Supplied data
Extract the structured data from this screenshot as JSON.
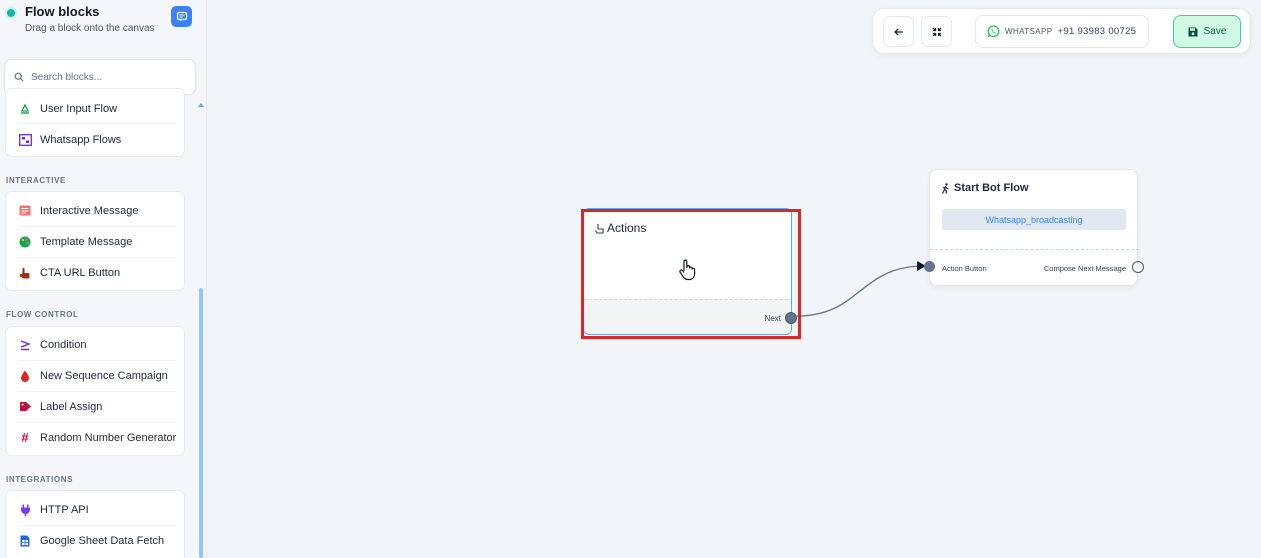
{
  "sidebar": {
    "title": "Flow blocks",
    "subtitle": "Drag a block onto the canvas",
    "search_placeholder": "Search blocks...",
    "group_top": [
      {
        "label": "User Input Flow",
        "icon": "user-input-icon"
      },
      {
        "label": "Whatsapp Flows",
        "icon": "whatsapp-flows-icon"
      }
    ],
    "sections": [
      {
        "name": "INTERACTIVE",
        "items": [
          {
            "label": "Interactive Message",
            "icon": "interactive-message-icon"
          },
          {
            "label": "Template Message",
            "icon": "palette-icon"
          },
          {
            "label": "CTA URL Button",
            "icon": "pointer-hand-icon"
          }
        ]
      },
      {
        "name": "FLOW CONTROL",
        "items": [
          {
            "label": "Condition",
            "icon": "greater-equal-icon"
          },
          {
            "label": "New Sequence Campaign",
            "icon": "drop-icon"
          },
          {
            "label": "Label Assign",
            "icon": "tag-icon"
          },
          {
            "label": "Random Number Generator",
            "icon": "hash-icon"
          }
        ]
      },
      {
        "name": "INTEGRATIONS",
        "items": [
          {
            "label": "HTTP API",
            "icon": "plug-icon"
          },
          {
            "label": "Google Sheet Data Fetch",
            "icon": "spreadsheet-icon"
          }
        ]
      }
    ]
  },
  "toolbar": {
    "whatsapp_label": "WHATSAPP",
    "whatsapp_number": "+91 93983 00725",
    "save_label": "Save"
  },
  "nodes": {
    "actions": {
      "title": "Actions",
      "next_label": "Next"
    },
    "start": {
      "title": "Start Bot Flow",
      "tag": "Whatsapp_broadcasting",
      "input_label": "Action Button",
      "output_label": "Compose Next Message"
    }
  },
  "colors": {
    "accent": "#3b82f6",
    "highlight": "#dc2626",
    "save_bg": "#d1fae5",
    "whatsapp": "#22c55e"
  }
}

Exercise description
Pull out every line holding "blocks" from the records above, and copy it.

Solution for this task
    "title": "Flow blocks",
    "search_placeholder": "Search blocks...",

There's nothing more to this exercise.